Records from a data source

--- BEGIN ---

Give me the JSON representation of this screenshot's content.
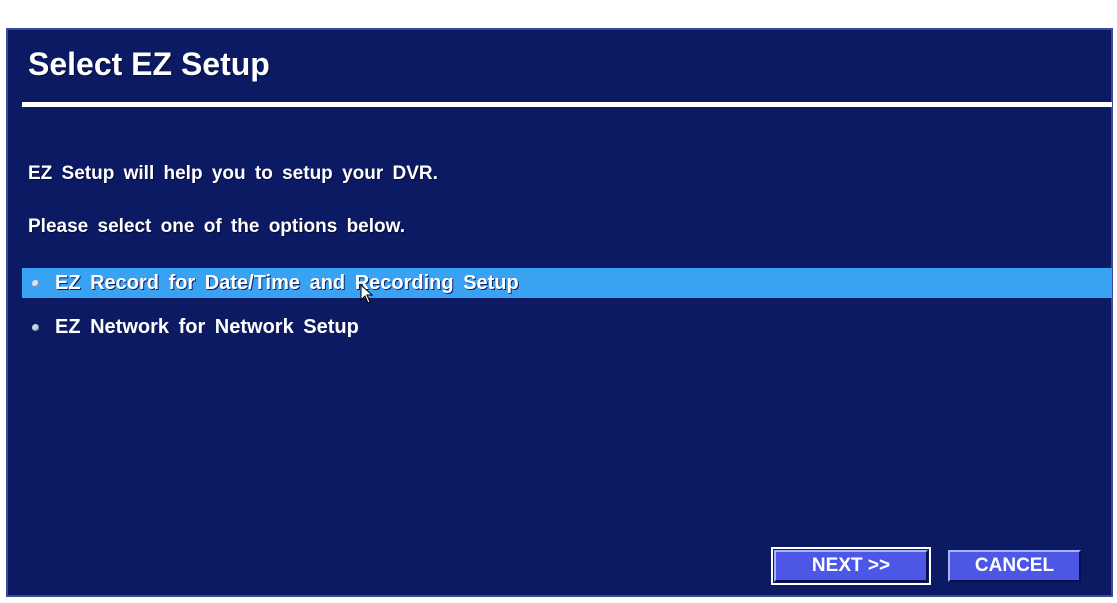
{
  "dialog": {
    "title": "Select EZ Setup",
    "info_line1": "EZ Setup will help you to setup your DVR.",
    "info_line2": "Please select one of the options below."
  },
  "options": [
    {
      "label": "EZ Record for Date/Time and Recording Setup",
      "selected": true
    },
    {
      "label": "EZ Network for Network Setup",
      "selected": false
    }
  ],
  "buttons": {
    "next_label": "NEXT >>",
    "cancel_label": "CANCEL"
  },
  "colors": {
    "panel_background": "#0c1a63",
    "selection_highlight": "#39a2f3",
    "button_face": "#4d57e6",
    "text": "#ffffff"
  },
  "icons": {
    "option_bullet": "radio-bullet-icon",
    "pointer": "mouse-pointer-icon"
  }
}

--- END ---
--- BEGIN ---

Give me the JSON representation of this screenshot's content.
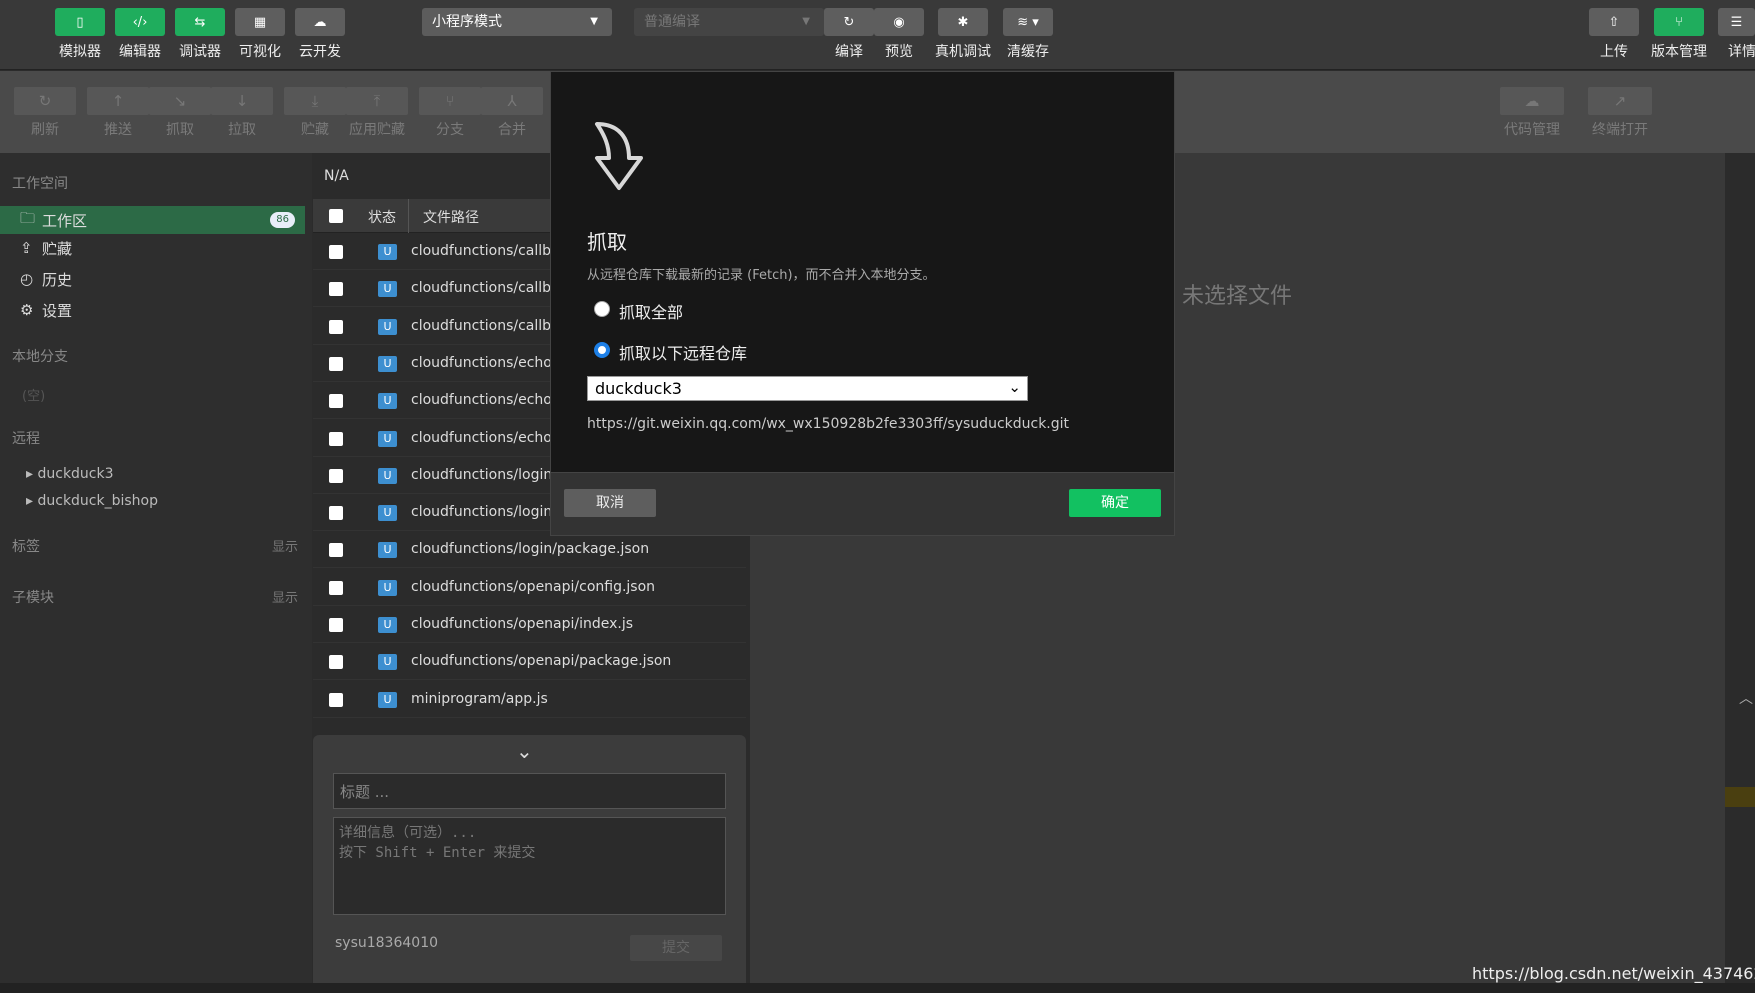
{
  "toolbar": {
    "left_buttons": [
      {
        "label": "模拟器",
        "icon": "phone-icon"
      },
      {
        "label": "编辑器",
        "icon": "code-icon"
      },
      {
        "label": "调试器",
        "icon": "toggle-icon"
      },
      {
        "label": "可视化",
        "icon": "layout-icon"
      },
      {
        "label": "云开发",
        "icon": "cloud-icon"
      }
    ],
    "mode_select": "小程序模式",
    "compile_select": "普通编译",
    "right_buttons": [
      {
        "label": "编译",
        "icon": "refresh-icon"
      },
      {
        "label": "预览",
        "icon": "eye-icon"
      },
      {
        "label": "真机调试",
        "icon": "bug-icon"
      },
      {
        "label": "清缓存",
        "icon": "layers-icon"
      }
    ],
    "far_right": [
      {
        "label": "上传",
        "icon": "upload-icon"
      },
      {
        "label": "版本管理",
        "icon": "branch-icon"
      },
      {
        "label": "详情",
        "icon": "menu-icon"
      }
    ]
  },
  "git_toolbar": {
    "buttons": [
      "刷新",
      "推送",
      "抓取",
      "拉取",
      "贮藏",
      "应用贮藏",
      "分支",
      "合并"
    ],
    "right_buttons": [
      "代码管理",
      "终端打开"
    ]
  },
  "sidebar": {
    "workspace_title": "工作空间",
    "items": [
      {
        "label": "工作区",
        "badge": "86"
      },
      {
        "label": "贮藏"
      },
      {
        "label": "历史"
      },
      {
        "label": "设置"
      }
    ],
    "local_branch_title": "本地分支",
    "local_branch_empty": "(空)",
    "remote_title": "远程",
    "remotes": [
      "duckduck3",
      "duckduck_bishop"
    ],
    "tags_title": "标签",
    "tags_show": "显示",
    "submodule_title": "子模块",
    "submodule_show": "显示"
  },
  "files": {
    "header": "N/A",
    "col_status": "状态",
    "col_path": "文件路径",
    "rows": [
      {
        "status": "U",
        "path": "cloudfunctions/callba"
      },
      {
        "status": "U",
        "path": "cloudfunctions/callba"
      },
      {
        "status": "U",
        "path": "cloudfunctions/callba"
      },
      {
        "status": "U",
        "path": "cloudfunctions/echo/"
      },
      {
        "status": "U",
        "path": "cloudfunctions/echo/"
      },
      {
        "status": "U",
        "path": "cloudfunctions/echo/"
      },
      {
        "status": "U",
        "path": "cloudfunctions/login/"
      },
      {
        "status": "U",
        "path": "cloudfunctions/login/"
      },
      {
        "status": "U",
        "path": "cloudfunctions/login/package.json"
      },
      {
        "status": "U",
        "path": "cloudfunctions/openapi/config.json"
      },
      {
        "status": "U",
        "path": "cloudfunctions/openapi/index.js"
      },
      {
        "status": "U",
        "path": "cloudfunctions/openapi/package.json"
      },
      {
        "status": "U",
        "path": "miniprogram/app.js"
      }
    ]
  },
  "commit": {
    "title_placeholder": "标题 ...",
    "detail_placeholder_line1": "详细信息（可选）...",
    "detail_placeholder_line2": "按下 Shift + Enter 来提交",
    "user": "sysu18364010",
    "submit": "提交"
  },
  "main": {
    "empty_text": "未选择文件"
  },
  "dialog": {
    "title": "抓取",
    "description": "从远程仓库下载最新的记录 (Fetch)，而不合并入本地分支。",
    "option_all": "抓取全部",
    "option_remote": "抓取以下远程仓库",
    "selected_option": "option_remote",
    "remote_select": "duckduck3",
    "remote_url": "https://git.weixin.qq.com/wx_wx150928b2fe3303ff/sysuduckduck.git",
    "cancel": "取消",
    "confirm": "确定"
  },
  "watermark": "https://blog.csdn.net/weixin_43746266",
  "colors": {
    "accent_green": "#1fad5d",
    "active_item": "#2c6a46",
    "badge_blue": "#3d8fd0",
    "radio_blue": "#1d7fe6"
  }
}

--- END ---

What you should do
Pull out all lines from the entries above in which the word "Setup" appears.

Problem solution
    "title": "Select EZ Setup",
    "info_line1": "EZ Setup will help you to setup your DVR.",
      "label": "EZ Record for Date/Time and Recording Setup",
      "label": "EZ Network for Network Setup",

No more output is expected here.